# What is required
Quote the listing in full, exactly as given, minus any pictures.

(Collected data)
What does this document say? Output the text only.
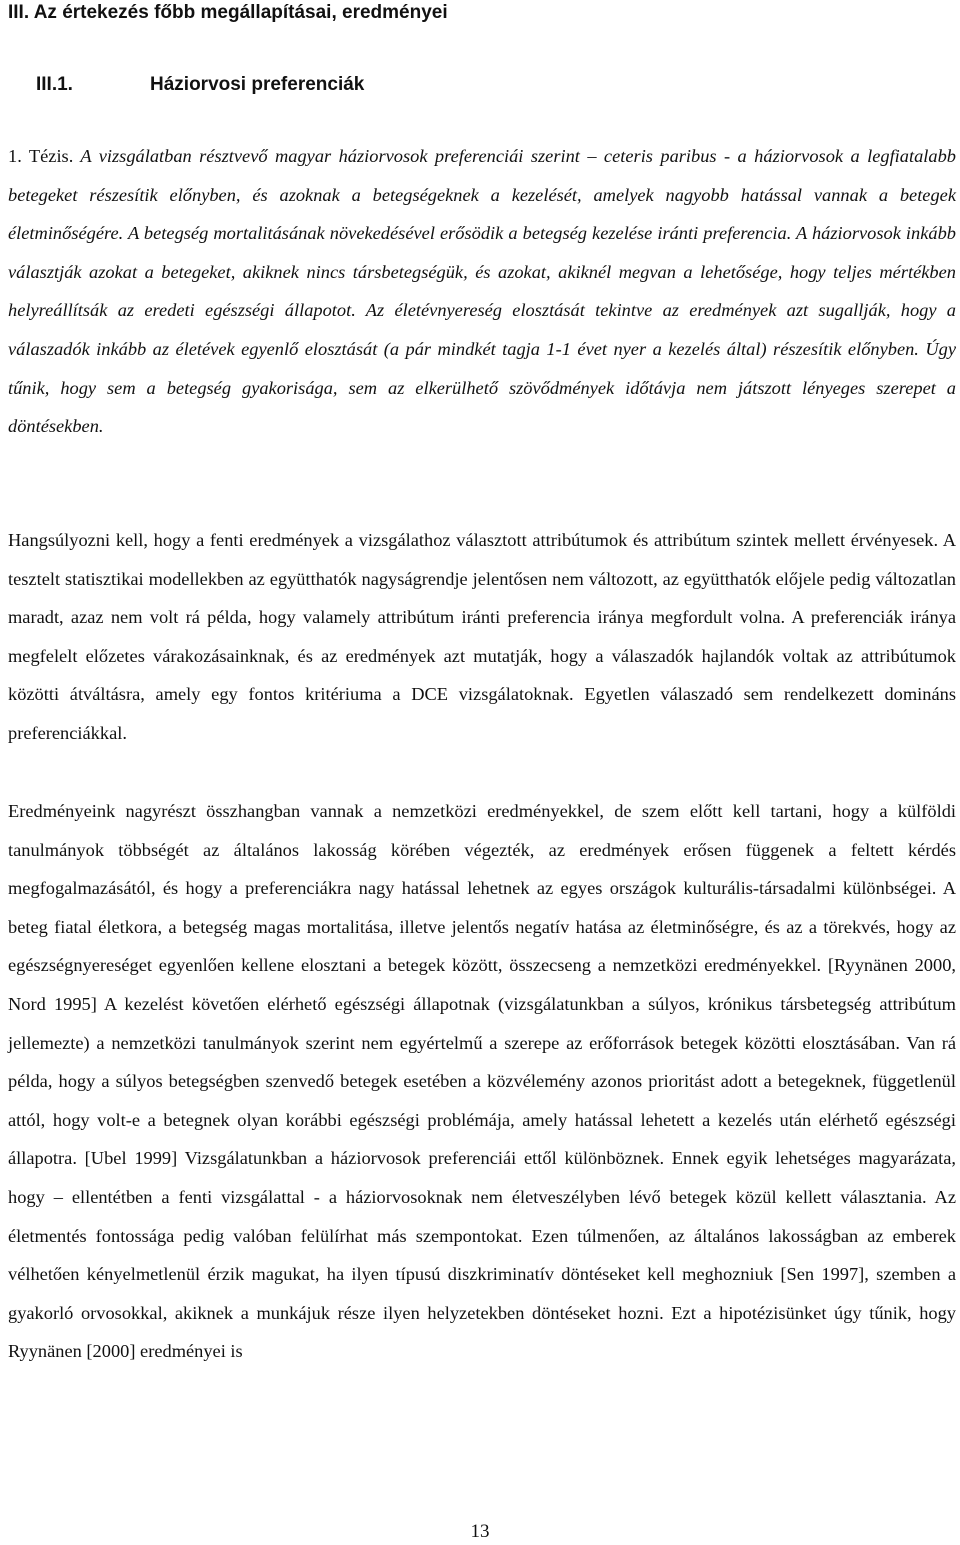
III. Az értekezés főbb megállapításai, eredményei
III.1.	Háziorvosi preferenciák

1. Tézis. A vizsgálatban résztvevő magyar háziorvosok preferenciái szerint – ceteris paribus - a háziorvosok a legfiatalabb betegeket részesítik előnyben, és azoknak a betegségeknek a kezelését, amelyek nagyobb hatással vannak a betegek életminőségére. A betegség mortalitásának növekedésével erősödik a betegség kezelése iránti preferencia. A háziorvosok inkább választják azokat a betegeket, akiknek nincs társbetegségük, és azokat, akiknél megvan a lehetősége, hogy teljes mértékben helyreállítsák az eredeti egészségi állapotot. Az életévnyereség elosztását tekintve az eredmények azt sugallják, hogy a válaszadók inkább az életévek egyenlő elosztását (a pár mindkét tagja 1-1 évet nyer a kezelés által) részesítik előnyben. Úgy tűnik, hogy sem a betegség gyakorisága, sem az elkerülhető szövődmények időtávja nem játszott lényeges szerepet a döntésekben.

Hangsúlyozni kell, hogy a fenti eredmények a vizsgálathoz választott attribútumok és attribútum szintek mellett érvényesek. A tesztelt statisztikai modellekben az együtthatók nagyságrendje jelentősen nem változott, az együtthatók előjele pedig változatlan maradt, azaz nem volt rá példa, hogy valamely attribútum iránti preferencia iránya megfordult volna. A preferenciák iránya megfelelt előzetes várakozásainknak, és az eredmények azt mutatják, hogy a válaszadók hajlandók voltak az attribútumok közötti átváltásra, amely egy fontos kritériuma a DCE vizsgálatoknak. Egyetlen válaszadó sem rendelkezett domináns preferenciákkal.

Eredményeink nagyrészt összhangban vannak a nemzetközi eredményekkel, de szem előtt kell tartani, hogy a külföldi tanulmányok többségét az általános lakosság körében végezték, az eredmények erősen függenek a feltett kérdés megfogalmazásától, és hogy a preferenciákra nagy hatással lehetnek az egyes országok kulturális-társadalmi különbségei. A beteg fiatal életkora, a betegség magas mortalitása, illetve jelentős negatív hatása az életminőségre, és az a törekvés, hogy az egészségnyereséget egyenlően kellene elosztani a betegek között, összecseng a nemzetközi eredményekkel. [Ryynänen 2000, Nord 1995] A kezelést követően elérhető egészségi állapotnak (vizsgálatunkban a súlyos, krónikus társbetegség attribútum jellemezte) a nemzetközi tanulmányok szerint nem egyértelmű a szerepe az erőforrások betegek közötti elosztásában. Van rá példa, hogy a súlyos betegségben szenvedő betegek esetében a közvélemény azonos prioritást adott a betegeknek, függetlenül attól, hogy volt-e a betegnek olyan korábbi egészségi problémája, amely hatással lehetett a kezelés után elérhető egészségi állapotra. [Ubel 1999] Vizsgálatunkban a háziorvosok preferenciái ettől különböznek. Ennek egyik lehetséges magyarázata, hogy – ellentétben a fenti vizsgálattal - a háziorvosoknak nem életveszélyben lévő betegek közül kellett választania. Az életmentés fontossága pedig valóban felülírhat más szempontokat. Ezen túlmenően, az általános lakosságban az emberek vélhetően kényelmetlenül érzik magukat, ha ilyen típusú diszkriminatív döntéseket kell meghozniuk [Sen 1997], szemben a gyakorló orvosokkal, akiknek a munkájuk része ilyen helyzetekben döntéseket hozni. Ezt a hipotézisünket úgy tűnik, hogy Ryynänen [2000] eredményei is

13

# Result of this exercise
What does this document say? Output the text only.
III. Az értekezés főbb megállapításai, eredményei
III.1.	Háziorvosi preferenciák

1. Tézis. A vizsgálatban résztvevő magyar háziorvosok preferenciái szerint – ceteris paribus - a háziorvosok a legfiatalabb betegeket részesítik előnyben, és azoknak a betegségeknek a kezelését, amelyek nagyobb hatással vannak a betegek életminőségére. A betegség mortalitásának növekedésével erősödik a betegség kezelése iránti preferencia. A háziorvosok inkább választják azokat a betegeket, akiknek nincs társbetegségük, és azokat, akiknél megvan a lehetősége, hogy teljes mértékben helyreállítsák az eredeti egészségi állapotot. Az életévnyereség elosztását tekintve az eredmények azt sugallják, hogy a válaszadók inkább az életévek egyenlő elosztását (a pár mindkét tagja 1-1 évet nyer a kezelés által) részesítik előnyben. Úgy tűnik, hogy sem a betegség gyakorisága, sem az elkerülhető szövődmények időtávja nem játszott lényeges szerepet a döntésekben.

Hangsúlyozni kell, hogy a fenti eredmények a vizsgálathoz választott attribútumok és attribútum szintek mellett érvényesek. A tesztelt statisztikai modellekben az együtthatók nagyságrendje jelentősen nem változott, az együtthatók előjele pedig változatlan maradt, azaz nem volt rá példa, hogy valamely attribútum iránti preferencia iránya megfordult volna. A preferenciák iránya megfelelt előzetes várakozásainknak, és az eredmények azt mutatják, hogy a válaszadók hajlandók voltak az attribútumok közötti átváltásra, amely egy fontos kritériuma a DCE vizsgálatoknak. Egyetlen válaszadó sem rendelkezett domináns preferenciákkal.

Eredményeink nagyrészt összhangban vannak a nemzetközi eredményekkel, de szem előtt kell tartani, hogy a külföldi tanulmányok többségét az általános lakosság körében végezték, az eredmények erősen függenek a feltett kérdés megfogalmazásától, és hogy a preferenciákra nagy hatással lehetnek az egyes országok kulturális-társadalmi különbségei. A beteg fiatal életkora, a betegség magas mortalitása, illetve jelentős negatív hatása az életminőségre, és az a törekvés, hogy az egészségnyereséget egyenlően kellene elosztani a betegek között, összecseng a nemzetközi eredményekkel. [Ryynänen 2000, Nord 1995] A kezelést követően elérhető egészségi állapotnak (vizsgálatunkban a súlyos, krónikus társbetegség attribútum jellemezte) a nemzetközi tanulmányok szerint nem egyértelmű a szerepe az erőforrások betegek közötti elosztásában. Van rá példa, hogy a súlyos betegségben szenvedő betegek esetében a közvélemény azonos prioritást adott a betegeknek, függetlenül attól, hogy volt-e a betegnek olyan korábbi egészségi problémája, amely hatással lehetett a kezelés után elérhető egészségi állapotra. [Ubel 1999] Vizsgálatunkban a háziorvosok preferenciái ettől különböznek. Ennek egyik lehetséges magyarázata, hogy – ellentétben a fenti vizsgálattal - a háziorvosoknak nem életveszélyben lévő betegek közül kellett választania. Az életmentés fontossága pedig valóban felülírhat más szempontokat. Ezen túlmenően, az általános lakosságban az emberek vélhetően kényelmetlenül érzik magukat, ha ilyen típusú diszkriminatív döntéseket kell meghozniuk [Sen 1997], szemben a gyakorló orvosokkal, akiknek a munkájuk része ilyen helyzetekben döntéseket hozni. Ezt a hipotézisünket úgy tűnik, hogy Ryynänen [2000] eredményei is

13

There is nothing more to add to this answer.